> [SUPPLIED DATA]:
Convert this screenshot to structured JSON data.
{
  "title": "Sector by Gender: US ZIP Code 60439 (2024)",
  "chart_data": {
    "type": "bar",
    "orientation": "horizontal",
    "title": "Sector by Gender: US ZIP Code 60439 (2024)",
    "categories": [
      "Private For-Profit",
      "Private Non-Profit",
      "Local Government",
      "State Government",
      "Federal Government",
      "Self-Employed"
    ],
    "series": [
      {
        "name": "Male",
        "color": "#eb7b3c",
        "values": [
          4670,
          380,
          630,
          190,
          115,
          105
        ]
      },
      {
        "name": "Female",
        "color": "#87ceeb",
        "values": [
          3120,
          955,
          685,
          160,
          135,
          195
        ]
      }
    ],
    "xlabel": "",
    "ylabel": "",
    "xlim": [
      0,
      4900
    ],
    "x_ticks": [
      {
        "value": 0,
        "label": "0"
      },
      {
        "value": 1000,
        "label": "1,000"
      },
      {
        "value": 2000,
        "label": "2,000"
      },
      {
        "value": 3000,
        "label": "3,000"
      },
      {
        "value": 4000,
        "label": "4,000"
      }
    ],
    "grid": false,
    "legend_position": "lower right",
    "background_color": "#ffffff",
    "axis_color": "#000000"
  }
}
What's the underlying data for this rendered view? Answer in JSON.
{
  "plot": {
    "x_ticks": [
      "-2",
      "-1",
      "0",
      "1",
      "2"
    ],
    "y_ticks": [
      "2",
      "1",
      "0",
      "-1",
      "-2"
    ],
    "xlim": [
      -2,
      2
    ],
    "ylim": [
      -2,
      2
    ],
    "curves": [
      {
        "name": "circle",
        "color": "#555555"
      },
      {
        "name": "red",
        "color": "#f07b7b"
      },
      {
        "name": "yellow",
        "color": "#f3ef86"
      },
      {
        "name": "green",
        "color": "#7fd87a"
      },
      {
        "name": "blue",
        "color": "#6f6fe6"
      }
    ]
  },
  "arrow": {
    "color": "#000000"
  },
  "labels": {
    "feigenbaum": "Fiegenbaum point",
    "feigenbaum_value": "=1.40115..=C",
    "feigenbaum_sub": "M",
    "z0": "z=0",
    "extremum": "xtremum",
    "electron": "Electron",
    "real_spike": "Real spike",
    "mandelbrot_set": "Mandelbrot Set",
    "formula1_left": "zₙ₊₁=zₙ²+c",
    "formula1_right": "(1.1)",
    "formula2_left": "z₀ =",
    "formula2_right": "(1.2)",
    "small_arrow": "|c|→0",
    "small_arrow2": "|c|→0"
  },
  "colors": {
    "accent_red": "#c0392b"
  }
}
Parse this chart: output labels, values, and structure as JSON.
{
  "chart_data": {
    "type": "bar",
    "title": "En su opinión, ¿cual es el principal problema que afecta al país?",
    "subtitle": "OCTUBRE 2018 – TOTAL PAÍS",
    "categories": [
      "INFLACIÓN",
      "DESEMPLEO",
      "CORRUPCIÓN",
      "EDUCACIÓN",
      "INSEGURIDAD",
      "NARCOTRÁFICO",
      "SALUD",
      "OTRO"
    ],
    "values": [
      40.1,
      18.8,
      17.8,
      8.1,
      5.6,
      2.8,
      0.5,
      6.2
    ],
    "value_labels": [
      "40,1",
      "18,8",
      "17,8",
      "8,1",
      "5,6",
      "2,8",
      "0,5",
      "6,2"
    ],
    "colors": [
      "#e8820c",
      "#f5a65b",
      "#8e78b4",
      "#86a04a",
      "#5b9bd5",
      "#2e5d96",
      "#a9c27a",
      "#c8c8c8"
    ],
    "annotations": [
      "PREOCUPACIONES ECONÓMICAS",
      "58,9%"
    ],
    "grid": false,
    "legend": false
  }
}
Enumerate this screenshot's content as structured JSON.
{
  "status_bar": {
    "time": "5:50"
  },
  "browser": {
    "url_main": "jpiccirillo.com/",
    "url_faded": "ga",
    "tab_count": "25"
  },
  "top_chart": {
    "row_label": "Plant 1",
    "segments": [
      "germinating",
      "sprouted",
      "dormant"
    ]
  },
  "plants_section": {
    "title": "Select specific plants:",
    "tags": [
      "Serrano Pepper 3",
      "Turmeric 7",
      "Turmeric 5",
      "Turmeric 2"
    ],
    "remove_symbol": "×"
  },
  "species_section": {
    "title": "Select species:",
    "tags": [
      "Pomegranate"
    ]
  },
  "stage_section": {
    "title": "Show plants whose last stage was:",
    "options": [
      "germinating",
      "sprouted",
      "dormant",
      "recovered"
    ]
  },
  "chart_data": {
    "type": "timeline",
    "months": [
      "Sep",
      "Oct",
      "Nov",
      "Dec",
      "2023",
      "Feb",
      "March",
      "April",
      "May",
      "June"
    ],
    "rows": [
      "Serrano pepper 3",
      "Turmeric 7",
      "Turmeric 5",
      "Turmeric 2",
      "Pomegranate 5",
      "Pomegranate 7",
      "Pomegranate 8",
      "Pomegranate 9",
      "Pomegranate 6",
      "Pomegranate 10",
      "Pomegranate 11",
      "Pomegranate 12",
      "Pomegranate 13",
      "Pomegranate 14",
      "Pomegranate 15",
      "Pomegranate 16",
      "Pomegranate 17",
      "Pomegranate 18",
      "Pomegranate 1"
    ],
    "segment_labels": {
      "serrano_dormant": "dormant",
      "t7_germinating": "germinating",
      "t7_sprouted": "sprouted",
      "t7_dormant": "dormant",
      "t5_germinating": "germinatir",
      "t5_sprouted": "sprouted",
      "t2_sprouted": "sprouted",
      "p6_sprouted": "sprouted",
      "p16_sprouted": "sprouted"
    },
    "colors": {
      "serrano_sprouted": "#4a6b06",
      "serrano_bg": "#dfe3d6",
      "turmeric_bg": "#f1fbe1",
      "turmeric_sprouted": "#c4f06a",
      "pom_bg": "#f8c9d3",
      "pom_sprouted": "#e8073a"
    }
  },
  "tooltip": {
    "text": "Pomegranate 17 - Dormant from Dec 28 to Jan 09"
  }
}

> [WHAT TO DO]:
Repeat the listing in full, keeping every line exactly as it is.

> [THE REPLY]:
Convert this screenshot to structured JSON data.
{
  "title": "Sector by Gender: US ZIP Code 60439 (2024)",
  "chart_data": {
    "type": "bar",
    "orientation": "horizontal",
    "title": "Sector by Gender: US ZIP Code 60439 (2024)",
    "categories": [
      "Private For-Profit",
      "Private Non-Profit",
      "Local Government",
      "State Government",
      "Federal Government",
      "Self-Employed"
    ],
    "series": [
      {
        "name": "Male",
        "color": "#eb7b3c",
        "values": [
          4670,
          380,
          630,
          190,
          115,
          105
        ]
      },
      {
        "name": "Female",
        "color": "#87ceeb",
        "values": [
          3120,
          955,
          685,
          160,
          135,
          195
        ]
      }
    ],
    "xlabel": "",
    "ylabel": "",
    "xlim": [
      0,
      4900
    ],
    "x_ticks": [
      {
        "value": 0,
        "label": "0"
      },
      {
        "value": 1000,
        "label": "1,000"
      },
      {
        "value": 2000,
        "label": "2,000"
      },
      {
        "value": 3000,
        "label": "3,000"
      },
      {
        "value": 4000,
        "label": "4,000"
      }
    ],
    "grid": false,
    "legend_position": "lower right",
    "background_color": "#ffffff",
    "axis_color": "#000000"
  }
}
What's the underlying data for this rendered view? Answer in JSON.
{
  "plot": {
    "x_ticks": [
      "-2",
      "-1",
      "0",
      "1",
      "2"
    ],
    "y_ticks": [
      "2",
      "1",
      "0",
      "-1",
      "-2"
    ],
    "xlim": [
      -2,
      2
    ],
    "ylim": [
      -2,
      2
    ],
    "curves": [
      {
        "name": "circle",
        "color": "#555555"
      },
      {
        "name": "red",
        "color": "#f07b7b"
      },
      {
        "name": "yellow",
        "color": "#f3ef86"
      },
      {
        "name": "green",
        "color": "#7fd87a"
      },
      {
        "name": "blue",
        "color": "#6f6fe6"
      }
    ]
  },
  "arrow": {
    "color": "#000000"
  },
  "labels": {
    "feigenbaum": "Fiegenbaum point",
    "feigenbaum_value": "=1.40115..=C",
    "feigenbaum_sub": "M",
    "z0": "z=0",
    "extremum": "xtremum",
    "electron": "Electron",
    "real_spike": "Real spike",
    "mandelbrot_set": "Mandelbrot Set",
    "formula1_left": "zₙ₊₁=zₙ²+c",
    "formula1_right": "(1.1)",
    "formula2_left": "z₀ =",
    "formula2_right": "(1.2)",
    "small_arrow": "|c|→0",
    "small_arrow2": "|c|→0"
  },
  "colors": {
    "accent_red": "#c0392b"
  }
}
Parse this chart: output labels, values, and structure as JSON.
{
  "chart_data": {
    "type": "bar",
    "title": "En su opinión, ¿cual es el principal problema que afecta al país?",
    "subtitle": "OCTUBRE 2018 – TOTAL PAÍS",
    "categories": [
      "INFLACIÓN",
      "DESEMPLEO",
      "CORRUPCIÓN",
      "EDUCACIÓN",
      "INSEGURIDAD",
      "NARCOTRÁFICO",
      "SALUD",
      "OTRO"
    ],
    "values": [
      40.1,
      18.8,
      17.8,
      8.1,
      5.6,
      2.8,
      0.5,
      6.2
    ],
    "value_labels": [
      "40,1",
      "18,8",
      "17,8",
      "8,1",
      "5,6",
      "2,8",
      "0,5",
      "6,2"
    ],
    "colors": [
      "#e8820c",
      "#f5a65b",
      "#8e78b4",
      "#86a04a",
      "#5b9bd5",
      "#2e5d96",
      "#a9c27a",
      "#c8c8c8"
    ],
    "annotations": [
      "PREOCUPACIONES ECONÓMICAS",
      "58,9%"
    ],
    "grid": false,
    "legend": false
  }
}
Enumerate this screenshot's content as structured JSON.
{
  "status_bar": {
    "time": "5:50"
  },
  "browser": {
    "url_main": "jpiccirillo.com/",
    "url_faded": "ga",
    "tab_count": "25"
  },
  "top_chart": {
    "row_label": "Plant 1",
    "segments": [
      "germinating",
      "sprouted",
      "dormant"
    ]
  },
  "plants_section": {
    "title": "Select specific plants:",
    "tags": [
      "Serrano Pepper 3",
      "Turmeric 7",
      "Turmeric 5",
      "Turmeric 2"
    ],
    "remove_symbol": "×"
  },
  "species_section": {
    "title": "Select species:",
    "tags": [
      "Pomegranate"
    ]
  },
  "stage_section": {
    "title": "Show plants whose last stage was:",
    "options": [
      "germinating",
      "sprouted",
      "dormant",
      "recovered"
    ]
  },
  "chart_data": {
    "type": "timeline",
    "months": [
      "Sep",
      "Oct",
      "Nov",
      "Dec",
      "2023",
      "Feb",
      "March",
      "April",
      "May",
      "June"
    ],
    "rows": [
      "Serrano pepper 3",
      "Turmeric 7",
      "Turmeric 5",
      "Turmeric 2",
      "Pomegranate 5",
      "Pomegranate 7",
      "Pomegranate 8",
      "Pomegranate 9",
      "Pomegranate 6",
      "Pomegranate 10",
      "Pomegranate 11",
      "Pomegranate 12",
      "Pomegranate 13",
      "Pomegranate 14",
      "Pomegranate 15",
      "Pomegranate 16",
      "Pomegranate 17",
      "Pomegranate 18",
      "Pomegranate 1"
    ],
    "segment_labels": {
      "serrano_dormant": "dormant",
      "t7_germinating": "germinating",
      "t7_sprouted": "sprouted",
      "t7_dormant": "dormant",
      "t5_germinating": "germinatir",
      "t5_sprouted": "sprouted",
      "t2_sprouted": "sprouted",
      "p6_sprouted": "sprouted",
      "p16_sprouted": "sprouted"
    },
    "colors": {
      "serrano_sprouted": "#4a6b06",
      "serrano_bg": "#dfe3d6",
      "turmeric_bg": "#f1fbe1",
      "turmeric_sprouted": "#c4f06a",
      "pom_bg": "#f8c9d3",
      "pom_sprouted": "#e8073a"
    }
  },
  "tooltip": {
    "text": "Pomegranate 17 - Dormant from Dec 28 to Jan 09"
  }
}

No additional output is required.